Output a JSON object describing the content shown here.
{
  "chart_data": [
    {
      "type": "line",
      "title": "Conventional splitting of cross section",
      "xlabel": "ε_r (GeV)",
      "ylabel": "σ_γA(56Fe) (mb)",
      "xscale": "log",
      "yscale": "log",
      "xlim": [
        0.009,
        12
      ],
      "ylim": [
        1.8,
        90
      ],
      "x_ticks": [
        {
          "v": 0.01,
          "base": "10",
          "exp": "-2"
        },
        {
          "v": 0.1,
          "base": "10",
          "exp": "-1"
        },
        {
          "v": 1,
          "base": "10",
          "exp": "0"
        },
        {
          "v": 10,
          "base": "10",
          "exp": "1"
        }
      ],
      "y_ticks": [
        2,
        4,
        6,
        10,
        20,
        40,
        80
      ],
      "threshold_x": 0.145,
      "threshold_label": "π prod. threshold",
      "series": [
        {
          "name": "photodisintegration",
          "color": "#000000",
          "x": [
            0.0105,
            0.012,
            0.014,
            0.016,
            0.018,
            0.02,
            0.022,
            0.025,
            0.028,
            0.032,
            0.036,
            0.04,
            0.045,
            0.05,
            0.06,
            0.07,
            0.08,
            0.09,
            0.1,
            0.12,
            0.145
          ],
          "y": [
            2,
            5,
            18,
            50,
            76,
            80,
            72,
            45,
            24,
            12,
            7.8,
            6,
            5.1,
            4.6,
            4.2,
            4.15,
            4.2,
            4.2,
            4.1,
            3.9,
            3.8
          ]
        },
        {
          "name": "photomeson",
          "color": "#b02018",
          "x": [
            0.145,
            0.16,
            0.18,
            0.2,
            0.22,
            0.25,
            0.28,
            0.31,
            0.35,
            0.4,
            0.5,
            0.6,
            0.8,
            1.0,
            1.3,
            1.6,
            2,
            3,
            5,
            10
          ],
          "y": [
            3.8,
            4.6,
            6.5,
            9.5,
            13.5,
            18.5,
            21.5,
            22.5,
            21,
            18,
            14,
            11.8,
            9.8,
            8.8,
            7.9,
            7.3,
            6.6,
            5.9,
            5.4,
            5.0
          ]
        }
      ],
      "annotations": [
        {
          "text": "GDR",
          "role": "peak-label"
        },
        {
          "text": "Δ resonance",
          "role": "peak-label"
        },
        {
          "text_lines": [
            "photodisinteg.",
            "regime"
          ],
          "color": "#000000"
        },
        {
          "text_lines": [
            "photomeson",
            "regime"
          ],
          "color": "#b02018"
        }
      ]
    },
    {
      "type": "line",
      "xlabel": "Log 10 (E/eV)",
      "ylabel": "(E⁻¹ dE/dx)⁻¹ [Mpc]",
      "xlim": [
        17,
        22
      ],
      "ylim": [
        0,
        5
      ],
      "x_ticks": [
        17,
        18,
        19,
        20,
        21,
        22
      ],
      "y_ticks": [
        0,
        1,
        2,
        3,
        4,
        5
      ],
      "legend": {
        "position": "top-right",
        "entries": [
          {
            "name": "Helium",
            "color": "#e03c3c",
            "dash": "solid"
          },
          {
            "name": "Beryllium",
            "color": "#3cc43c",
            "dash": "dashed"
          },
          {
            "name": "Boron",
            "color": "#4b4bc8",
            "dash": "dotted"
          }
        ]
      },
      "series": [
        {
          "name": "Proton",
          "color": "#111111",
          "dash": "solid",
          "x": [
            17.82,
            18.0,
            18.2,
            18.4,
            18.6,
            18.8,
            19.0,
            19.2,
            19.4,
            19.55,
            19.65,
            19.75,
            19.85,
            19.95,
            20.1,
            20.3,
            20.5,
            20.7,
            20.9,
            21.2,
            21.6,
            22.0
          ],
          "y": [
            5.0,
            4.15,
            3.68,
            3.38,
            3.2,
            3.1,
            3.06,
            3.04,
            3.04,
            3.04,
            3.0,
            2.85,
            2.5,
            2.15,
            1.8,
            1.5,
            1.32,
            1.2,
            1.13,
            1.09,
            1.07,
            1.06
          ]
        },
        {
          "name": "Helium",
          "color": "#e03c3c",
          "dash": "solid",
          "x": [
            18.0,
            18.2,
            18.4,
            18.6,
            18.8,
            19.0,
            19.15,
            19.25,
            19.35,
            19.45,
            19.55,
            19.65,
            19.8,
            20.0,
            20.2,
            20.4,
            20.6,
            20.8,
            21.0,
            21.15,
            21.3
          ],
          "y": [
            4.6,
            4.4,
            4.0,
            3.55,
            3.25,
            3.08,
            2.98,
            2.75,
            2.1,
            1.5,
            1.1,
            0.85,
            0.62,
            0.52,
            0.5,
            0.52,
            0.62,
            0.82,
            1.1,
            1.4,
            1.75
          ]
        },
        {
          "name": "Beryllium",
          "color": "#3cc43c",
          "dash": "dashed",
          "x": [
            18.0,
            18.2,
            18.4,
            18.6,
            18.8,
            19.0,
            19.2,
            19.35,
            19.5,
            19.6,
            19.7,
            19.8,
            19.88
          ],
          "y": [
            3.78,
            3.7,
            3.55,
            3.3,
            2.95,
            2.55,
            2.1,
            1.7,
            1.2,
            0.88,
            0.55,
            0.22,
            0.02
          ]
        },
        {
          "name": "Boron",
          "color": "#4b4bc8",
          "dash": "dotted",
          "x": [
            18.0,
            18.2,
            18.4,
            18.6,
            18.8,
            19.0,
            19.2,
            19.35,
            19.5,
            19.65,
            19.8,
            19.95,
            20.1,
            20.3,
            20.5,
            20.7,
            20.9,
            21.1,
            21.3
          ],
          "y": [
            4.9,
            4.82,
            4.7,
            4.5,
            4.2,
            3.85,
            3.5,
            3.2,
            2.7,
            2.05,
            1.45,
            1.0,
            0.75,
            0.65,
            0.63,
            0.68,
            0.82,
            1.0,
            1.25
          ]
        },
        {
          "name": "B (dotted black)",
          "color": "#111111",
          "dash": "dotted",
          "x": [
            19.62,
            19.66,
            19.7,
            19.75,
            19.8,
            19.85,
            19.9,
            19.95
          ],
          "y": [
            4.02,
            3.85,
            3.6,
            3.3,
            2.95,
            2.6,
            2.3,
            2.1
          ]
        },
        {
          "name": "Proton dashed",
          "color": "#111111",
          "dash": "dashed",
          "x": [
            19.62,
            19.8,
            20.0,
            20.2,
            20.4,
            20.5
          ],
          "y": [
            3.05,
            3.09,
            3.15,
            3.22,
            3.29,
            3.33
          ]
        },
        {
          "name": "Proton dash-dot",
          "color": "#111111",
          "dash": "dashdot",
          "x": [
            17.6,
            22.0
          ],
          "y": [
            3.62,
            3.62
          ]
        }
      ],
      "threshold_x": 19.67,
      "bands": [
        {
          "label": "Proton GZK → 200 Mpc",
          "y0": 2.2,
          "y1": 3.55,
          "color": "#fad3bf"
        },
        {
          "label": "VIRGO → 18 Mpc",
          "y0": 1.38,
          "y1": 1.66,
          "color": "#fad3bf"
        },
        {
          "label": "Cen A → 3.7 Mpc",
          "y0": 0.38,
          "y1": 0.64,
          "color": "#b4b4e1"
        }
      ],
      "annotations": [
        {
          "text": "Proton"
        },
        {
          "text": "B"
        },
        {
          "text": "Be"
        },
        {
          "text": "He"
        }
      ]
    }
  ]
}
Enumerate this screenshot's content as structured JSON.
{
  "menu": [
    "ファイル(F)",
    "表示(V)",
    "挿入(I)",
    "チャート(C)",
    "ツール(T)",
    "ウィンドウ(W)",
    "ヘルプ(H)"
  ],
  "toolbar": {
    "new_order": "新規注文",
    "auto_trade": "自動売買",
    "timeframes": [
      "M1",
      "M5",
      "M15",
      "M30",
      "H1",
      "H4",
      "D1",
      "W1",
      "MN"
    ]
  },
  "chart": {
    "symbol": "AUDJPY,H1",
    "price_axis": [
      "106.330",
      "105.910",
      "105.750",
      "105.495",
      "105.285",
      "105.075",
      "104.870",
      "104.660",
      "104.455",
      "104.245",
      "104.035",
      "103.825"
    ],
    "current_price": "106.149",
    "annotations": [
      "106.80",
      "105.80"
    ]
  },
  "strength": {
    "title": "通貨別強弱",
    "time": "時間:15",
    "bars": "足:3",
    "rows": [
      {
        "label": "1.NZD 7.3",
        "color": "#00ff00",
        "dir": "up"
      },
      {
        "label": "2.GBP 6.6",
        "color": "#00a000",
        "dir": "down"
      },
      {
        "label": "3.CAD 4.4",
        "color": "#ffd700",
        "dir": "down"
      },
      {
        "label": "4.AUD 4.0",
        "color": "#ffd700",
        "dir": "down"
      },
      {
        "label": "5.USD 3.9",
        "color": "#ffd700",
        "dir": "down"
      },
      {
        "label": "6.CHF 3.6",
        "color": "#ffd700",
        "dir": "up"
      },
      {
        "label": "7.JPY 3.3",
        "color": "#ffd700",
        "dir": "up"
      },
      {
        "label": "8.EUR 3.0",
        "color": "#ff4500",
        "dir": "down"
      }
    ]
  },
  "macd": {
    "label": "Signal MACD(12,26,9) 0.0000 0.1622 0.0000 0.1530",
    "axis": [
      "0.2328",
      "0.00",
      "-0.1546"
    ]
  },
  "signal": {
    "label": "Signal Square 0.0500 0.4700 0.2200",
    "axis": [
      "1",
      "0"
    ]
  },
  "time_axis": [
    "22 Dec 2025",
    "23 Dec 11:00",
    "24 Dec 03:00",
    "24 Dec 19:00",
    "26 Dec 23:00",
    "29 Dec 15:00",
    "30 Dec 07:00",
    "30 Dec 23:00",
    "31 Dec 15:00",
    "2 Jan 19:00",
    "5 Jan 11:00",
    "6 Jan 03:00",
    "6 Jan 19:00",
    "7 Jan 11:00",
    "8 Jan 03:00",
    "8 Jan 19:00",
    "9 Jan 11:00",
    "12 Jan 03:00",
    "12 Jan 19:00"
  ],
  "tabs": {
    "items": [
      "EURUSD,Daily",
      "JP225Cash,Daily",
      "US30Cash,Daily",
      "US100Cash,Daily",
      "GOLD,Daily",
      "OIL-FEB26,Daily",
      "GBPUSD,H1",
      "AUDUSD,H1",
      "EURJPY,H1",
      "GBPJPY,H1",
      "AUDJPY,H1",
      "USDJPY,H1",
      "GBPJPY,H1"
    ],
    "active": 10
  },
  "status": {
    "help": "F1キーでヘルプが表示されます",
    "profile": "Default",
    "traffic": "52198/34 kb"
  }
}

# # # # # # #

→ **THE PROBLEM**: Looking at the listing above, count the lines that contain "Proton" and give nothing but the number.

→ **RESULT BELOW**: 5